Problem details: For this task, copy the data that follows exactly, keeping every character.

Exercise data:
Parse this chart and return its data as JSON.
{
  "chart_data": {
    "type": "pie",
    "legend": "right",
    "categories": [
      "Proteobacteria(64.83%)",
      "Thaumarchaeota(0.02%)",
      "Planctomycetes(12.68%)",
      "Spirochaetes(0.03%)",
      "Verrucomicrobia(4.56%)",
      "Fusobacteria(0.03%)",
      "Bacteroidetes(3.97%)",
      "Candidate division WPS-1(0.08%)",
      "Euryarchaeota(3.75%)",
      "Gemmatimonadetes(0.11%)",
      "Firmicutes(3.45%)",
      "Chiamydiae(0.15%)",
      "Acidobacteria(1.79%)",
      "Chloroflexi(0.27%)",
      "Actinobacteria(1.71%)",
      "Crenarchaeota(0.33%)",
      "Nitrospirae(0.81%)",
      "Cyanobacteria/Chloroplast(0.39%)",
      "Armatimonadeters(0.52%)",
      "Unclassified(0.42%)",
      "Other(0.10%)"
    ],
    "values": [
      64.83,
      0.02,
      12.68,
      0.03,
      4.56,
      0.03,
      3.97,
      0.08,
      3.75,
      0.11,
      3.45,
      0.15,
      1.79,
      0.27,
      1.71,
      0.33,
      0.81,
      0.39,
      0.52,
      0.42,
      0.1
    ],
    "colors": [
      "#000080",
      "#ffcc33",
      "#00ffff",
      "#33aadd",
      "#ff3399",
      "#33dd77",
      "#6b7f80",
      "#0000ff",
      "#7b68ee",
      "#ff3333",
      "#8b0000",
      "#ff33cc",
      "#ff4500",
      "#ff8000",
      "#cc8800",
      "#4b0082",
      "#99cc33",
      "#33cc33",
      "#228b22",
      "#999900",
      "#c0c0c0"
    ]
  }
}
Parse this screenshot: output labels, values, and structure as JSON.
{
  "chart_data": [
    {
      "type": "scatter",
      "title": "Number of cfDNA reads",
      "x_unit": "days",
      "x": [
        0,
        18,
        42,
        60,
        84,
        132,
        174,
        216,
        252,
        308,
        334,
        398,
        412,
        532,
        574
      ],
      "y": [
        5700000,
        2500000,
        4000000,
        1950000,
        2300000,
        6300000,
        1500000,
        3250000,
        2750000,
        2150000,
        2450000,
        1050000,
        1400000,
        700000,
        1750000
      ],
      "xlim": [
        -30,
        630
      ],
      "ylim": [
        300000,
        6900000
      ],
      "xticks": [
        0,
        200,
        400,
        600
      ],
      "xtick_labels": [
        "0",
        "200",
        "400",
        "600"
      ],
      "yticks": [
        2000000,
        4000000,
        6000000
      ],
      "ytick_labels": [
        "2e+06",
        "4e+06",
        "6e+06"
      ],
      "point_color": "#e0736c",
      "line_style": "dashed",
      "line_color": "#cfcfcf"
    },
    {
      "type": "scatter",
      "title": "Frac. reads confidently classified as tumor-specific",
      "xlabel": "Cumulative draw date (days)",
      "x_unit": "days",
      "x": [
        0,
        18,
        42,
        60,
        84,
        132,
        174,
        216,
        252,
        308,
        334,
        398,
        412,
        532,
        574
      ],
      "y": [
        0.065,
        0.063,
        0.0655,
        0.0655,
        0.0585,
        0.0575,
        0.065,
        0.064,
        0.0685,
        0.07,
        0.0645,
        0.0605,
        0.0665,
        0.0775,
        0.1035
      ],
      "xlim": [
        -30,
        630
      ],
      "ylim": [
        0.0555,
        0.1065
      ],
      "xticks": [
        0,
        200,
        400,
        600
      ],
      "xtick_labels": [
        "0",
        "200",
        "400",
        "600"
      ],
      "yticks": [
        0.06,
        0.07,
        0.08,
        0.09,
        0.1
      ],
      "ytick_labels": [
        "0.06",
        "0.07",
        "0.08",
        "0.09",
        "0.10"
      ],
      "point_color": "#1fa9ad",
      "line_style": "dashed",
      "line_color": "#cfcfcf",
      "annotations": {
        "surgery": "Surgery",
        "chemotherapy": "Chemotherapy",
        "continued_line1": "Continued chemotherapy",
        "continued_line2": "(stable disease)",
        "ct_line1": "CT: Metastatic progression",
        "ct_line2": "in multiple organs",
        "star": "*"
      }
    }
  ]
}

Response:
Parse this chart and return its data as JSON.
{
  "chart_data": {
    "type": "pie",
    "legend": "right",
    "categories": [
      "Proteobacteria(64.83%)",
      "Thaumarchaeota(0.02%)",
      "Planctomycetes(12.68%)",
      "Spirochaetes(0.03%)",
      "Verrucomicrobia(4.56%)",
      "Fusobacteria(0.03%)",
      "Bacteroidetes(3.97%)",
      "Candidate division WPS-1(0.08%)",
      "Euryarchaeota(3.75%)",
      "Gemmatimonadetes(0.11%)",
      "Firmicutes(3.45%)",
      "Chiamydiae(0.15%)",
      "Acidobacteria(1.79%)",
      "Chloroflexi(0.27%)",
      "Actinobacteria(1.71%)",
      "Crenarchaeota(0.33%)",
      "Nitrospirae(0.81%)",
      "Cyanobacteria/Chloroplast(0.39%)",
      "Armatimonadeters(0.52%)",
      "Unclassified(0.42%)",
      "Other(0.10%)"
    ],
    "values": [
      64.83,
      0.02,
      12.68,
      0.03,
      4.56,
      0.03,
      3.97,
      0.08,
      3.75,
      0.11,
      3.45,
      0.15,
      1.79,
      0.27,
      1.71,
      0.33,
      0.81,
      0.39,
      0.52,
      0.42,
      0.1
    ],
    "colors": [
      "#000080",
      "#ffcc33",
      "#00ffff",
      "#33aadd",
      "#ff3399",
      "#33dd77",
      "#6b7f80",
      "#0000ff",
      "#7b68ee",
      "#ff3333",
      "#8b0000",
      "#ff33cc",
      "#ff4500",
      "#ff8000",
      "#cc8800",
      "#4b0082",
      "#99cc33",
      "#33cc33",
      "#228b22",
      "#999900",
      "#c0c0c0"
    ]
  }
}
Parse this screenshot: output labels, values, and structure as JSON.
{
  "chart_data": [
    {
      "type": "scatter",
      "title": "Number of cfDNA reads",
      "x_unit": "days",
      "x": [
        0,
        18,
        42,
        60,
        84,
        132,
        174,
        216,
        252,
        308,
        334,
        398,
        412,
        532,
        574
      ],
      "y": [
        5700000,
        2500000,
        4000000,
        1950000,
        2300000,
        6300000,
        1500000,
        3250000,
        2750000,
        2150000,
        2450000,
        1050000,
        1400000,
        700000,
        1750000
      ],
      "xlim": [
        -30,
        630
      ],
      "ylim": [
        300000,
        6900000
      ],
      "xticks": [
        0,
        200,
        400,
        600
      ],
      "xtick_labels": [
        "0",
        "200",
        "400",
        "600"
      ],
      "yticks": [
        2000000,
        4000000,
        6000000
      ],
      "ytick_labels": [
        "2e+06",
        "4e+06",
        "6e+06"
      ],
      "point_color": "#e0736c",
      "line_style": "dashed",
      "line_color": "#cfcfcf"
    },
    {
      "type": "scatter",
      "title": "Frac. reads confidently classified as tumor-specific",
      "xlabel": "Cumulative draw date (days)",
      "x_unit": "days",
      "x": [
        0,
        18,
        42,
        60,
        84,
        132,
        174,
        216,
        252,
        308,
        334,
        398,
        412,
        532,
        574
      ],
      "y": [
        0.065,
        0.063,
        0.0655,
        0.0655,
        0.0585,
        0.0575,
        0.065,
        0.064,
        0.0685,
        0.07,
        0.0645,
        0.0605,
        0.0665,
        0.0775,
        0.1035
      ],
      "xlim": [
        -30,
        630
      ],
      "ylim": [
        0.0555,
        0.1065
      ],
      "xticks": [
        0,
        200,
        400,
        600
      ],
      "xtick_labels": [
        "0",
        "200",
        "400",
        "600"
      ],
      "yticks": [
        0.06,
        0.07,
        0.08,
        0.09,
        0.1
      ],
      "ytick_labels": [
        "0.06",
        "0.07",
        "0.08",
        "0.09",
        "0.10"
      ],
      "point_color": "#1fa9ad",
      "line_style": "dashed",
      "line_color": "#cfcfcf",
      "annotations": {
        "surgery": "Surgery",
        "chemotherapy": "Chemotherapy",
        "continued_line1": "Continued chemotherapy",
        "continued_line2": "(stable disease)",
        "ct_line1": "CT: Metastatic progression",
        "ct_line2": "in multiple organs",
        "star": "*"
      }
    }
  ]
}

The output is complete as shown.